=== Task directions ===
Set down every entry again word for word, please, but skip the pictures.

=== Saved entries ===
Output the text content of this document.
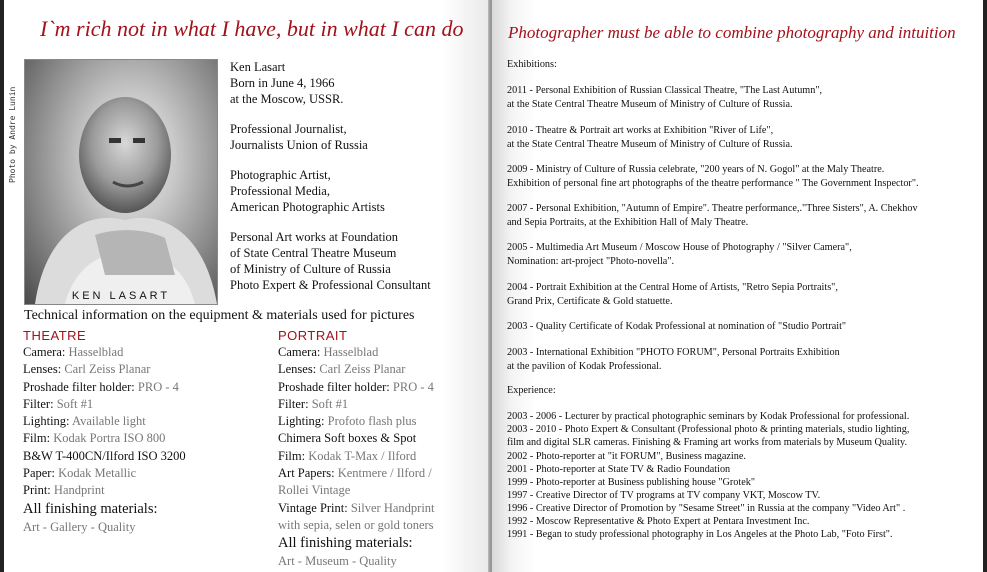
I`m rich not in what I have, but in what I can do
KEN LASART
Photo by Andre Lunin
Ken Lasart
Born in June 4, 1966
at the Moscow, USSR.
Professional Journalist,
Journalists Union of Russia
Photographic Artist,
Professional Media,
American Photographic Artists
Personal Art works at Foundation
of State Central Theatre Museum
of Ministry of Culture of Russia
Photo Expert & Professional Consultant
Technical information on the equipment & materials used for pictures
THEATRE
Camera: Hasselblad
Lenses: Carl Zeiss Planar
Proshade filter holder: PRO - 4
Filter: Soft #1
Lighting: Available light
Film: Kodak Portra ISO 800
B&W T-400CN/Ilford ISO 3200
Paper: Kodak Metallic
Print: Handprint
All finishing materials:
Art - Gallery - Quality
PORTRAIT
Camera: Hasselblad
Lenses: Carl Zeiss Planar
Proshade filter holder: PRO - 4
Filter: Soft #1
Lighting: Profoto flash plus
Chimera Soft boxes & Spot
Film: Kodak T-Max / Ilford
Art Papers: Kentmere / Ilford /
Rollei Vintage
Vintage Print: Silver Handprint
with sepia, selen or gold toners
All finishing materials:
Art - Museum - Quality
Photographer must be able to combine photography and intuition
Exhibitions:
2011 - Personal Exhibition of Russian Classical Theatre, "The Last Autumn",
at the State Central Theatre Museum of Ministry of Culture of Russia.
2010 - Theatre & Portrait art works at Exhibition "River of Life",
at the State Central Theatre Museum of Ministry of Culture of Russia.
2009 - Ministry of Culture of Russia celebrate, "200 years of N. Gogol" at the Maly Theatre.
Exhibition of personal fine art photographs of the theatre performance " The Government Inspector".
2007 - Personal Exhibition, "Autumn of Empire". Theatre performance,."Three Sisters", A. Chekhov
and Sepia Portraits, at the Exhibition Hall of Maly Theatre.
2005 - Multimedia Art Museum / Moscow House of Photography / "Silver Camera",
Nomination: art-project "Photo-novella".
2004 - Portrait Exhibition at the Central Home of Artists, "Retro Sepia Portraits",
Grand Prix, Certificate & Gold statuette.
2003 - Quality Certificate of Kodak Professional at nomination of "Studio Portrait"
2003 - International Exhibition "PHOTO FORUM", Personal Portraits Exhibition
at the pavilion of Kodak Professional.
Experience:
2003 - 2006 - Lecturer by practical photographic seminars by Kodak Professional for professional.
2003 - 2010 - Photo Expert & Consultant (Professional photo & printing materials, studio lighting,
film and digital SLR cameras. Finishing & Framing art works from materials by Museum Quality.
2002 - Photo-reporter at "it FORUM", Business magazine.
2001 - Photo-reporter at State TV & Radio Foundation
1999 - Photo-reporter at Business publishing house "Grotek"
1997 - Creative Director of TV programs at TV company VKT, Moscow TV.
1996 - Creative Director of Promotion by "Sesame Street" in Russia at the company "Video Art" .
1992 - Moscow Representative & Photo Expert at Pentara Investment Inc.
1991 - Began to study professional photography in Los Angeles at the Photo Lab, "Foto First".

=== Result of this task ===
Output the text content of this document.
I`m rich not in what I have, but in what I can do
KEN LASART
Photo by Andre Lunin
Ken Lasart
Born in June 4, 1966
at the Moscow, USSR.
Professional Journalist,
Journalists Union of Russia
Photographic Artist,
Professional Media,
American Photographic Artists
Personal Art works at Foundation
of State Central Theatre Museum
of Ministry of Culture of Russia
Photo Expert & Professional Consultant
Technical information on the equipment & materials used for pictures
THEATRE
Camera: Hasselblad
Lenses: Carl Zeiss Planar
Proshade filter holder: PRO - 4
Filter: Soft #1
Lighting: Available light
Film: Kodak Portra ISO 800
B&W T-400CN/Ilford ISO 3200
Paper: Kodak Metallic
Print: Handprint
All finishing materials:
Art - Gallery - Quality
PORTRAIT
Camera: Hasselblad
Lenses: Carl Zeiss Planar
Proshade filter holder: PRO - 4
Filter: Soft #1
Lighting: Profoto flash plus
Chimera Soft boxes & Spot
Film: Kodak T-Max / Ilford
Art Papers: Kentmere / Ilford /
Rollei Vintage
Vintage Print: Silver Handprint
with sepia, selen or gold toners
All finishing materials:
Art - Museum - Quality
Photographer must be able to combine photography and intuition
Exhibitions:
2011 - Personal Exhibition of Russian Classical Theatre, "The Last Autumn",
at the State Central Theatre Museum of Ministry of Culture of Russia.
2010 - Theatre & Portrait art works at Exhibition "River of Life",
at the State Central Theatre Museum of Ministry of Culture of Russia.
2009 - Ministry of Culture of Russia celebrate, "200 years of N. Gogol" at the Maly Theatre.
Exhibition of personal fine art photographs of the theatre performance " The Government Inspector".
2007 - Personal Exhibition, "Autumn of Empire". Theatre performance,."Three Sisters", A. Chekhov
and Sepia Portraits, at the Exhibition Hall of Maly Theatre.
2005 - Multimedia Art Museum / Moscow House of Photography / "Silver Camera",
Nomination: art-project "Photo-novella".
2004 - Portrait Exhibition at the Central Home of Artists, "Retro Sepia Portraits",
Grand Prix, Certificate & Gold statuette.
2003 - Quality Certificate of Kodak Professional at nomination of "Studio Portrait"
2003 - International Exhibition "PHOTO FORUM", Personal Portraits Exhibition
at the pavilion of Kodak Professional.
Experience:
2003 - 2006 - Lecturer by practical photographic seminars by Kodak Professional for professional.
2003 - 2010 - Photo Expert & Consultant (Professional photo & printing materials, studio lighting,
film and digital SLR cameras. Finishing & Framing art works from materials by Museum Quality.
2002 - Photo-reporter at "it FORUM", Business magazine.
2001 - Photo-reporter at State TV & Radio Foundation
1999 - Photo-reporter at Business publishing house "Grotek"
1997 - Creative Director of TV programs at TV company VKT, Moscow TV.
1996 - Creative Director of Promotion by "Sesame Street" in Russia at the company "Video Art" .
1992 - Moscow Representative & Photo Expert at Pentara Investment Inc.
1991 - Began to study professional photography in Los Angeles at the Photo Lab, "Foto First".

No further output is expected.